Paracassina kounhiensis
- Conservation status: Vulnerable (IUCN 3.1)

Scientific classification
- Kingdom: Animalia
- Phylum: Chordata
- Class: Amphibia
- Order: Anura
- Family: Hyperoliidae
- Genus: Paracassina
- Species: P. kounhiensis
- Binomial name: Paracassina kounhiensis (Mocquard, 1905)
- Synonyms: Tornierella pulchra Ahl, 1924 Kassina kounhiensis (Mocquard, 1905) Tornierella kounhiensis (Mocquard, 1905)

= Paracassina kounhiensis =

- Authority: (Mocquard, 1905)
- Conservation status: VU
- Synonyms: Tornierella pulchra Ahl, 1924, Kassina kounhiensis (Mocquard, 1905), Tornierella kounhiensis (Mocquard, 1905)

Species of frog

Paracassina kounhiensis (common names: Kouni Valley striped frog, Mocquard's mountain kassina) is a species of frog in the family Hyperoliidae. It is endemic to Ethiopian highlands east of the Rift Valley.
Its natural habitats is montane grassland, less commonly the margins of montane forest. It breeds in marshes and pools. While still locally abundant, it is threatened by habitat loss. A part of its range is within the Bale Mountains National Park.

[Exercise prompt] Retype everything from "- Synonyms: Tornierella pulchra Ahl, 1924 Kassina" down to "1905), Tornierella kounhiensis (Mocquard, 1905)" in the entry on Paracassina kounhiensis, keeping every word and mark unchanged.

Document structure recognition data

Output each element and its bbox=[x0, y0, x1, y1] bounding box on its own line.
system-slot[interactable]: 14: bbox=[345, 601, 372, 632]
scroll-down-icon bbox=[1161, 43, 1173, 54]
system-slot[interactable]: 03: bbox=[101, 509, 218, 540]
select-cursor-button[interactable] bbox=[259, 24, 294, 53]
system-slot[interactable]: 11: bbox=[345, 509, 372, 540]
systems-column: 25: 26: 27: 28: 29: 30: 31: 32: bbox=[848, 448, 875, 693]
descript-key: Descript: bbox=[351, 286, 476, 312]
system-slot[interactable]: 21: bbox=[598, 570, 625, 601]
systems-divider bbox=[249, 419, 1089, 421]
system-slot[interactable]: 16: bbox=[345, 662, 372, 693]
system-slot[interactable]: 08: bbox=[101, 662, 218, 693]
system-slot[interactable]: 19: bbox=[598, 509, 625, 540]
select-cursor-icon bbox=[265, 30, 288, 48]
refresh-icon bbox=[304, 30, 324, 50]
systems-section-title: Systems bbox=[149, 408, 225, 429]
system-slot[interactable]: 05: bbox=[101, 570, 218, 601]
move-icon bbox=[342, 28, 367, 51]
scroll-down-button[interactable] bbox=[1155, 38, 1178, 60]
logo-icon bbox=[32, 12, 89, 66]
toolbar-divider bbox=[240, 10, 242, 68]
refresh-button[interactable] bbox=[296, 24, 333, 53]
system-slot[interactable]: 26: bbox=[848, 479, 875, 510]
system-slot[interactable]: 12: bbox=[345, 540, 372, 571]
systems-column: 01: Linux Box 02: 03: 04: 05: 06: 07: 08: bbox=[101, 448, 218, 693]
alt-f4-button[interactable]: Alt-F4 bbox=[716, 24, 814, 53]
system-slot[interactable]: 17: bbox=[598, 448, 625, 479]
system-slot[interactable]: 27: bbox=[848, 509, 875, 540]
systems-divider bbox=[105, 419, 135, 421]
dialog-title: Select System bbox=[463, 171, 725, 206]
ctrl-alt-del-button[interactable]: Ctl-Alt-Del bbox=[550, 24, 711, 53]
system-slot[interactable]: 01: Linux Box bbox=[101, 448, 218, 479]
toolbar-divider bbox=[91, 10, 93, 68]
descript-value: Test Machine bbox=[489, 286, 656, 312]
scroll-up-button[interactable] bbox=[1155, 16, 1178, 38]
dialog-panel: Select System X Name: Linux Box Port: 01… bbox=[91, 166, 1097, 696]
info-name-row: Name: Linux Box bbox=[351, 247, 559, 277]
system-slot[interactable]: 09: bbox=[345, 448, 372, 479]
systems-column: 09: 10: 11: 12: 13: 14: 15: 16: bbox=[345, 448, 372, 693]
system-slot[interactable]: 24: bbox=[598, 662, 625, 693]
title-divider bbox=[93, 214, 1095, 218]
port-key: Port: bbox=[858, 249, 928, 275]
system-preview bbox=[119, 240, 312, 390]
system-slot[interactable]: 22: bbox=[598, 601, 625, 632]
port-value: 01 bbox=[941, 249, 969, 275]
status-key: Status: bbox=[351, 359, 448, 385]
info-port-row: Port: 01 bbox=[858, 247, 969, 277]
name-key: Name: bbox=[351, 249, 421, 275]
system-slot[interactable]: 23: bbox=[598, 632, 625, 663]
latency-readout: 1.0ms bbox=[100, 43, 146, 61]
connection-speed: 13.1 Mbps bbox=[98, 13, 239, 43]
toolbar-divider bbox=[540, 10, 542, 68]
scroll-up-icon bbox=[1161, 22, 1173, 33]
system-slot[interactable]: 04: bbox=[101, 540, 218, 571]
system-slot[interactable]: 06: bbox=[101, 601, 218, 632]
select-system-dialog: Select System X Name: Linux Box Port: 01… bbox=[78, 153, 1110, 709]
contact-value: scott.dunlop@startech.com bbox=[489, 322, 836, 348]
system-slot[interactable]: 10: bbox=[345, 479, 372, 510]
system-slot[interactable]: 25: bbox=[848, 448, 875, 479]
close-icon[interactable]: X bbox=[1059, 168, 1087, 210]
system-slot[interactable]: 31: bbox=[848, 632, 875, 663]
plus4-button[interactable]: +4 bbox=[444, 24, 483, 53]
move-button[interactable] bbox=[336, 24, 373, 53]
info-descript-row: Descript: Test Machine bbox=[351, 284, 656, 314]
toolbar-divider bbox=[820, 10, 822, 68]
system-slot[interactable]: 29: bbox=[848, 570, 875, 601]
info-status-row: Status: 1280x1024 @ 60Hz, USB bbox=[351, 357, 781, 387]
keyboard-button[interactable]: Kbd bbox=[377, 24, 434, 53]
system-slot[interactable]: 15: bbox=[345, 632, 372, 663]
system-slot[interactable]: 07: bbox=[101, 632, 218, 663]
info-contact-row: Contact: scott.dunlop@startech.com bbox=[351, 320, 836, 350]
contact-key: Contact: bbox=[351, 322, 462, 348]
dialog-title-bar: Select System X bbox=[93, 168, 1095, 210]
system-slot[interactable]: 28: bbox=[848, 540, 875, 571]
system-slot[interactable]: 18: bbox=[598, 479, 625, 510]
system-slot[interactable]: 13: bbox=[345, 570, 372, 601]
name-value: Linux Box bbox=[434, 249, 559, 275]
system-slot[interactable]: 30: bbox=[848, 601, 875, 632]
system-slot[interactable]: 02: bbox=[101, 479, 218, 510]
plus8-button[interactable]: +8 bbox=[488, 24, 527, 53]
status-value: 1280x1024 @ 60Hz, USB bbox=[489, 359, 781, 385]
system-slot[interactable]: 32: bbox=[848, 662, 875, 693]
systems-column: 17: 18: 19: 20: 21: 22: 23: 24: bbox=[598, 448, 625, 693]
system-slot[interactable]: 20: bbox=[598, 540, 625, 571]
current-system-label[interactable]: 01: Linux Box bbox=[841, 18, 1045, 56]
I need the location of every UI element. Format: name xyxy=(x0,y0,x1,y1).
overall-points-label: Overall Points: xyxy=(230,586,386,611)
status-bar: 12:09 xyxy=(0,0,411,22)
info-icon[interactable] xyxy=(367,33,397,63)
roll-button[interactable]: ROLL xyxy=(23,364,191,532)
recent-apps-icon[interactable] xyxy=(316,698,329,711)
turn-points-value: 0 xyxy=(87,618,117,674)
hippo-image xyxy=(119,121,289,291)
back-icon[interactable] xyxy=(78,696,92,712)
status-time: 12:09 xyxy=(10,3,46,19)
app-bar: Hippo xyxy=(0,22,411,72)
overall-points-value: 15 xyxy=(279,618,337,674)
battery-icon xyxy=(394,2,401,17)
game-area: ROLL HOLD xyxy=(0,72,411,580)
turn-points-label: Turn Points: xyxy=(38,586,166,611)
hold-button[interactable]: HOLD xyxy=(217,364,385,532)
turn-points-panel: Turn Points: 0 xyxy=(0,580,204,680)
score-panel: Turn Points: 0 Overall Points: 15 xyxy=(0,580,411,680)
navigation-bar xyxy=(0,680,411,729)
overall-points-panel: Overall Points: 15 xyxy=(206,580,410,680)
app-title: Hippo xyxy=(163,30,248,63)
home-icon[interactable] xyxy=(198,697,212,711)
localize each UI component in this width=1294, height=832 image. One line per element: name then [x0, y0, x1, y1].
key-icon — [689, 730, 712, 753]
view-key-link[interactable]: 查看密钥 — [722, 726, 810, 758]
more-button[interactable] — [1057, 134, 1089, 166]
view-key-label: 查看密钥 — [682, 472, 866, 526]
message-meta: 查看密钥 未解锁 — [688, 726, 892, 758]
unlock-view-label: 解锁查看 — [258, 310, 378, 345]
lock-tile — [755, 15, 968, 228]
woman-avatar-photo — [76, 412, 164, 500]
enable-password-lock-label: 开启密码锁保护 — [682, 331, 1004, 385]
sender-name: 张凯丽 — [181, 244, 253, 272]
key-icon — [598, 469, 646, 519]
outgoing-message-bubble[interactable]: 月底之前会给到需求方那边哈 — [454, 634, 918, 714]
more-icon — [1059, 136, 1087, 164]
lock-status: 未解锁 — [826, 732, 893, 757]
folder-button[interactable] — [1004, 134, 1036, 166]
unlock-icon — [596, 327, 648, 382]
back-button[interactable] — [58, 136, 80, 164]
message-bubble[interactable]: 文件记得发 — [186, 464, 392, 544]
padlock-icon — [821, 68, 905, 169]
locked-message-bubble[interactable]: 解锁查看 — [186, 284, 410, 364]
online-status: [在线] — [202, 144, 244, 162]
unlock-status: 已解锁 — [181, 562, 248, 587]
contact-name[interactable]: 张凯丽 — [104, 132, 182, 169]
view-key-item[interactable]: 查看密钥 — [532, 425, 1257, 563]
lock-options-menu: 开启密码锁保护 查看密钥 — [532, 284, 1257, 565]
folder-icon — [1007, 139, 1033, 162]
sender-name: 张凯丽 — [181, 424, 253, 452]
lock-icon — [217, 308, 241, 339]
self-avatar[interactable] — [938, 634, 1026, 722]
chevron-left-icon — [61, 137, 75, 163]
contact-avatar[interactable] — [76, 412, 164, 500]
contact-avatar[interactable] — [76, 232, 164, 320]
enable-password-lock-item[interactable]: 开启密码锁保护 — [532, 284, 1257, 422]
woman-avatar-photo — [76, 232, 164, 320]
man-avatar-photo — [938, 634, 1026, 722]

[Response to this exercise]
- Synonyms: Tornierella pulchra Ahl, 1924 Kassina kounhiensis (Mocquard, 1905) Tornierella kounhiensis (Mocquard, 1905)

= Paracassina kounhiensis =

- Authority: (Mocquard, 1905)
- Conservation status: VU
- Synonyms: Tornierella pulchra Ahl, 1924, Kassina kounhiensis (Mocquard, 1905), Tornierella kounhiensis (Mocquard, 1905)